## Exercise details
Could you repeat the records below exactly, leaving out any pictures?

## Data records
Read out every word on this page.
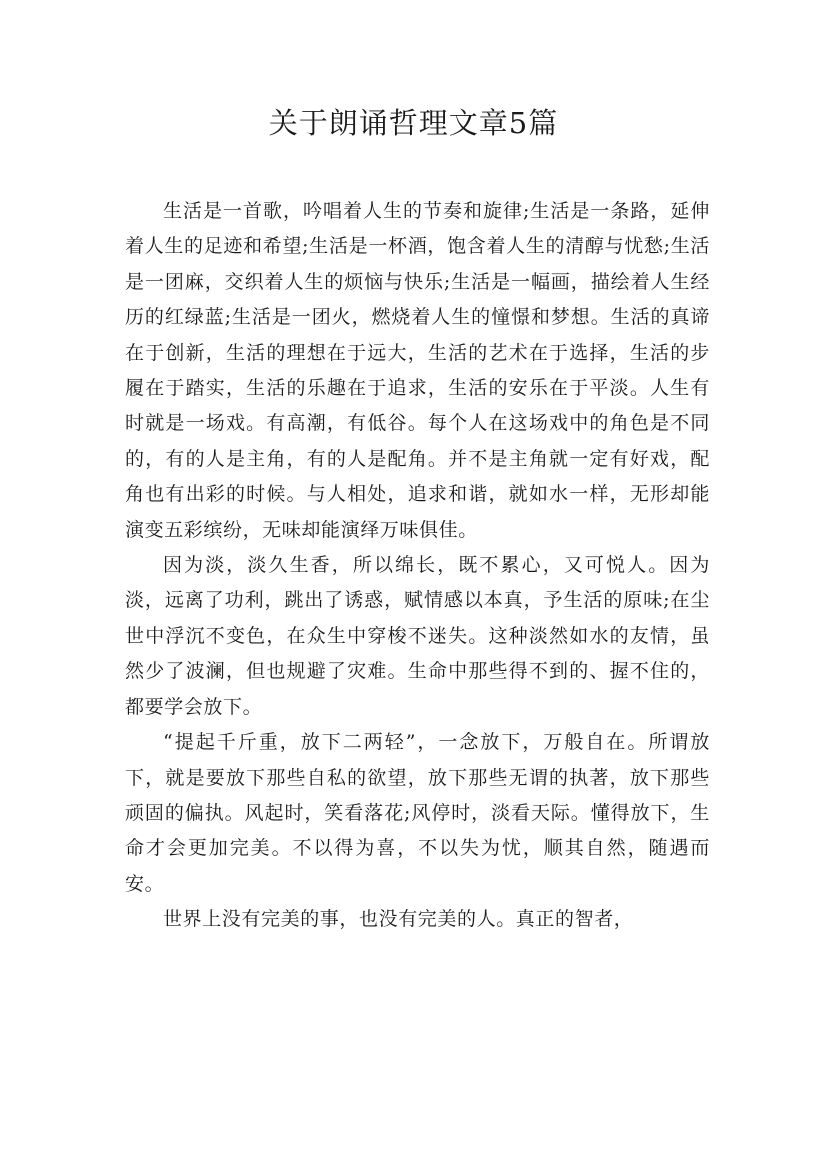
关于朗诵哲理文章5篇

生活是一首歌，吟唱着人生的节奏和旋律;生活是一条路，延伸着人生的足迹和希望;生活是一杯酒，饱含着人生的清醇与忧愁;生活是一团麻，交织着人生的烦恼与快乐;生活是一幅画，描绘着人生经历的红绿蓝;生活是一团火，燃烧着人生的憧憬和梦想。生活的真谛在于创新，生活的理想在于远大，生活的艺术在于选择，生活的步履在于踏实，生活的乐趣在于追求，生活的安乐在于平淡。人生有时就是一场戏。有高潮，有低谷。每个人在这场戏中的角色是不同的，有的人是主角，有的人是配角。并不是主角就一定有好戏，配角也有出彩的时候。与人相处，追求和谐，就如水一样，无形却能演变五彩缤纷，无味却能演绎万味俱佳。

因为淡，淡久生香，所以绵长，既不累心，又可悦人。因为淡，远离了功利，跳出了诱惑，赋情感以本真，予生活的原味;在尘世中浮沉不变色，在众生中穿梭不迷失。这种淡然如水的友情，虽然少了波澜，但也规避了灾难。生命中那些得不到的、握不住的，都要学会放下。

“提起千斤重，放下二两轻”，一念放下，万般自在。所谓放下，就是要放下那些自私的欲望，放下那些无谓的执著，放下那些顽固的偏执。风起时，笑看落花;风停时，淡看天际。懂得放下，生命才会更加完美。不以得为喜，不以失为忧，顺其自然，随遇而安。

世界上没有完美的事，也没有完美的人。真正的智者，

## Answer below
Read out every word on this page.
关于朗诵哲理文章5篇

生活是一首歌，吟唱着人生的节奏和旋律;生活是一条路，延伸着人生的足迹和希望;生活是一杯酒，饱含着人生的清醇与忧愁;生活是一团麻，交织着人生的烦恼与快乐;生活是一幅画，描绘着人生经历的红绿蓝;生活是一团火，燃烧着人生的憧憬和梦想。生活的真谛在于创新，生活的理想在于远大，生活的艺术在于选择，生活的步履在于踏实，生活的乐趣在于追求，生活的安乐在于平淡。人生有时就是一场戏。有高潮，有低谷。每个人在这场戏中的角色是不同的，有的人是主角，有的人是配角。并不是主角就一定有好戏，配角也有出彩的时候。与人相处，追求和谐，就如水一样，无形却能演变五彩缤纷，无味却能演绎万味俱佳。

因为淡，淡久生香，所以绵长，既不累心，又可悦人。因为淡，远离了功利，跳出了诱惑，赋情感以本真，予生活的原味;在尘世中浮沉不变色，在众生中穿梭不迷失。这种淡然如水的友情，虽然少了波澜，但也规避了灾难。生命中那些得不到的、握不住的，都要学会放下。

“提起千斤重，放下二两轻”，一念放下，万般自在。所谓放下，就是要放下那些自私的欲望，放下那些无谓的执著，放下那些顽固的偏执。风起时，笑看落花;风停时，淡看天际。懂得放下，生命才会更加完美。不以得为喜，不以失为忧，顺其自然，随遇而安。

世界上没有完美的事，也没有完美的人。真正的智者，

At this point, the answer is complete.